DOCUMENT EXCERPT ▸
Start of Block

And choosing a health insurance plan is a particularly unpleasant kind of choice. To seriously consider it, you're considering things like, "how likely am I to get seriously ill", and "if I get cancer will it bankrupt me", and "is [medication I need to live] going to be covered", and "how likely are my claims to get denied even if they're theoretically covered", so it's already unpleasant to even think about. You know that if you pick the wrong one, it could kill you! And yet in the best case scenario where you never use it, you are throwing money into a hole. And it's very expensive and you're locked in for a year at a time. So it's high stakes and it's based on future information you can only make your best guess at and even if you manage to make the optimal choice you're only reducing future pain, not increasing enjoyment.
See also: Costco. For any given variety of product, they sell one name brand version and possibly one store-brand version. You have a high degree of confidence that someone has gone out of their way to get the best possible price on the branded version, and that the quality of the store-brand alternative will be acceptable. An iron-clad no-questions-asked returns policy undergirds it all. Do people find this service useful enough to make the stores wildly profitable when in most cases the _goods_ are being sold often at a loss-leader price to their membership fees? To the tune of $18 earnings per diluted share, and on a personal note I would commit actual violence if you proposed to take my membership from me.
Costco's "Kirkland" brand is a fascinating case study. Costco takes someone's product, redesigns it to be better, and then goes to the manufacturer and has a short run made when the manufacturer has idle capacity. Pushing capacity utilization as close to 100% as it will go has all kinds of glorious knock-on effects for the manufacturer, so they jump on the offer. Costco then sells the product at a discount, an even greater discount because they don't spend anything on marketing. The result isn't an "adequate" substitute--it's superior quality and cheaper. It's also not available forever, incentivizing members to seek these products out and buy them. (LPT: any price ending in 7, like "9.97", means it's a last-chance offer.)
I wouldn't dream of living without my membership either. Est'd. 2001
I remember making this point when electricity was opened up to retail competition. People don't want exciting offers, they want the lights to turn on when they flick a switch.
This is less true today, with smart meters and solar power than it was when the electricity came from an always-on coal plant, but it's still true for most.
I found a new poster child for cognition overload: an air traffic controller who last week was trying to choreograph the approaches for TEN different jets, and TWO airports, all the same time. Result: a plane full of passengers just missed a cargo jet landing at an intersecting runway by 300 feet thanks to a last-minute go around:
That was the actual real-time audio; NOT edited or sped up! Meanwhile a few days later over at LaGuardia another overworked controller accidentally sent a jetliner and a fire truck to the same runway at the same time, killing 2 pilots.

End of Block

Dataset entries
Start of Block

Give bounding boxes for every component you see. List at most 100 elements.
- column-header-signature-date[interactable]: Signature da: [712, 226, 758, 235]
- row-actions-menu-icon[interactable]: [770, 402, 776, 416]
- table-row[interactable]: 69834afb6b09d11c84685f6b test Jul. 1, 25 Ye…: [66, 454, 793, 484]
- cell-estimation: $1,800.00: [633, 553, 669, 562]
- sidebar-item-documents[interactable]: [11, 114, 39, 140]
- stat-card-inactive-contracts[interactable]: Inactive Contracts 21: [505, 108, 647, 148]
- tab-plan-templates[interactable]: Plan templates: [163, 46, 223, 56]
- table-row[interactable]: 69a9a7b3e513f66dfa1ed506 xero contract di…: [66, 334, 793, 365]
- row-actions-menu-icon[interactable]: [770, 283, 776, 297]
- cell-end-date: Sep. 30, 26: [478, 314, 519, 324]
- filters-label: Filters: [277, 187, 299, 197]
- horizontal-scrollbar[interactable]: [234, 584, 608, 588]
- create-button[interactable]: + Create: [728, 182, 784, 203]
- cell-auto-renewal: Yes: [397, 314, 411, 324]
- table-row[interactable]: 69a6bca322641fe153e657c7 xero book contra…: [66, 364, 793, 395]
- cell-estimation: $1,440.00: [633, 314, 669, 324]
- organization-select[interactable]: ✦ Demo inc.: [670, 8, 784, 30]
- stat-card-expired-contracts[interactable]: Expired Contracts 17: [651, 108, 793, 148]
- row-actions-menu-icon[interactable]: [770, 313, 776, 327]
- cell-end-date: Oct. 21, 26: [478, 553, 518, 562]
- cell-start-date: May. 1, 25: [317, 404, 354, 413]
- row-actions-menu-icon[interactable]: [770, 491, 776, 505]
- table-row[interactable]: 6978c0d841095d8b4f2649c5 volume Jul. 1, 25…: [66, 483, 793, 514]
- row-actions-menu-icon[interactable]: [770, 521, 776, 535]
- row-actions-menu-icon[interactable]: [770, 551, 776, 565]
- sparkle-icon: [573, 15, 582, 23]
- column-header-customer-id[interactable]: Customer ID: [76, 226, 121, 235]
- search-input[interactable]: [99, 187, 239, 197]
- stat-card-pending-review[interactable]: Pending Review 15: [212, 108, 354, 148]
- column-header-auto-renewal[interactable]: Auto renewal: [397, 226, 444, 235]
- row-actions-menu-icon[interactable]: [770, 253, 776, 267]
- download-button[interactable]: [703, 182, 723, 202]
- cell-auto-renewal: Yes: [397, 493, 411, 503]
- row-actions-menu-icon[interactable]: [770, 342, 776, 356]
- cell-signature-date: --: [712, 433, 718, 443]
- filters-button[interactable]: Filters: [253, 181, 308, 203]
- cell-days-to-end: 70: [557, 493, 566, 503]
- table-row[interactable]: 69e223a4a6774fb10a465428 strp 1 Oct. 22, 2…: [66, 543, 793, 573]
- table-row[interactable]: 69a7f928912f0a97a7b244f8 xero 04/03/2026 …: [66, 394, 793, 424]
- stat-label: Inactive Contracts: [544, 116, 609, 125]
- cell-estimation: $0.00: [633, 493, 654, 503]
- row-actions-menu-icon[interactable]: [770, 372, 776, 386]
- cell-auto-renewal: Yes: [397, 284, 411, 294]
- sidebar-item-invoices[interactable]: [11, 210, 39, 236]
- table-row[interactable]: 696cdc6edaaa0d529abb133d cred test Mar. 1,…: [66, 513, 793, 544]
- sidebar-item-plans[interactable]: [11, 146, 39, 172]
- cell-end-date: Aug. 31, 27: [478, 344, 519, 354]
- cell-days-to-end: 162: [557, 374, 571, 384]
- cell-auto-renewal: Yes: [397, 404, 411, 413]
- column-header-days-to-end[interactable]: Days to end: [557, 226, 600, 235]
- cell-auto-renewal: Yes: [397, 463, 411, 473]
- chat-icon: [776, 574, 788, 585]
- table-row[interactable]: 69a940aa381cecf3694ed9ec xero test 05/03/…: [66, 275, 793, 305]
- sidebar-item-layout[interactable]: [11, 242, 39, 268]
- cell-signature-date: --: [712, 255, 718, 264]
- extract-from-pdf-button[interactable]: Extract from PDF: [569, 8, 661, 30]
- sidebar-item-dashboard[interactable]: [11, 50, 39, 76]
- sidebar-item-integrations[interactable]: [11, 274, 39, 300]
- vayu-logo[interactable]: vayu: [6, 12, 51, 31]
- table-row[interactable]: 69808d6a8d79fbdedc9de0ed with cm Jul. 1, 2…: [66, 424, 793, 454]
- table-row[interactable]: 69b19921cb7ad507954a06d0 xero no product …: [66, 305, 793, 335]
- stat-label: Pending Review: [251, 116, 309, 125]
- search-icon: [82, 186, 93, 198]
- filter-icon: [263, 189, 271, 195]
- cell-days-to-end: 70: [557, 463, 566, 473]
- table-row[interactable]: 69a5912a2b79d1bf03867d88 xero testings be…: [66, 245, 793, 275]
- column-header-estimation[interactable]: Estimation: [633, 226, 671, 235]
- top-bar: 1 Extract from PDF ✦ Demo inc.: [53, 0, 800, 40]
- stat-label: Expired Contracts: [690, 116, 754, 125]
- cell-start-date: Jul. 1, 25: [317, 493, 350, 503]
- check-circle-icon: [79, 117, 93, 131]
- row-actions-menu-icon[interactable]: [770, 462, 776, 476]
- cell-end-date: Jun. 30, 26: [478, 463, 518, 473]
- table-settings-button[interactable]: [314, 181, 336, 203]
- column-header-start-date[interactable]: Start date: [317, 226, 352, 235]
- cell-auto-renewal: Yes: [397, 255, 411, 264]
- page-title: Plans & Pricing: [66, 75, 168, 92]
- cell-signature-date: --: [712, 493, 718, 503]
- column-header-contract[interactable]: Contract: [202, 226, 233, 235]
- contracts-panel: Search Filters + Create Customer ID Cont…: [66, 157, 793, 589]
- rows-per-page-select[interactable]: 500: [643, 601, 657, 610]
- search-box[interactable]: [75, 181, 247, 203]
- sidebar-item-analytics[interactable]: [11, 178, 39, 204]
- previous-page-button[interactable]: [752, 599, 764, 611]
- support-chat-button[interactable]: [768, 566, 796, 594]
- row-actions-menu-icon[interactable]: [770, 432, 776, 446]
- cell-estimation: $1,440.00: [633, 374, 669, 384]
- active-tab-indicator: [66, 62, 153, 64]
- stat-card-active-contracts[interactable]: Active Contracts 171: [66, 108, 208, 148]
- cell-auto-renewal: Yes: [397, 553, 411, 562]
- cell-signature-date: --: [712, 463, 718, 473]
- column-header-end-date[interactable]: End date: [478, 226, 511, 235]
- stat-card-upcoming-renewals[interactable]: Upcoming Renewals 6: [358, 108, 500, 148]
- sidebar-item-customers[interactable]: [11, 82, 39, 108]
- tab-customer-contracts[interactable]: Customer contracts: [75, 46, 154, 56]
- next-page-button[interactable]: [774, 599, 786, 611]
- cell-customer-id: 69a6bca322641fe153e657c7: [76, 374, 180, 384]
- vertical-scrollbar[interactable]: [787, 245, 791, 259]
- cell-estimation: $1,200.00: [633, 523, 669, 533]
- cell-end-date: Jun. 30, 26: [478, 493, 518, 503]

End of Block

TASK 1 ▸
Answer these questions from the discussion excerpt.
(a) For how long at a time is a person locked in to a health insurance plan?
(b) What does a Costco price ending in 7 indicate?
(c) By how many feet did the plane full of passengers miss the cargo jet?
TASK 2 ▸ Print the passage of the discussion excerpt from "I found a new" up to and including "killing 2 pilots.".
These items come from a separate source.

RESULT 1 ▸
(a) A year at a time.
(b) It is a last-chance offer.
(c) 300 feet.

RESULT 2 ▸
I found a new poster child for cognition overload: an air traffic controller who last week was trying to choreograph the approaches for TEN different jets, and TWO airports, all the same time. Result: a plane full of passengers just missed a cargo jet landing at an intersecting runway by 300 feet thanks to a last-minute go around:
That was the actual real-time audio; NOT edited or sped up! Meanwhile a few days later over at LaGuardia another overworked controller accidentally sent a jetliner and a fire truck to the same runway at the same time, killing 2 pilots.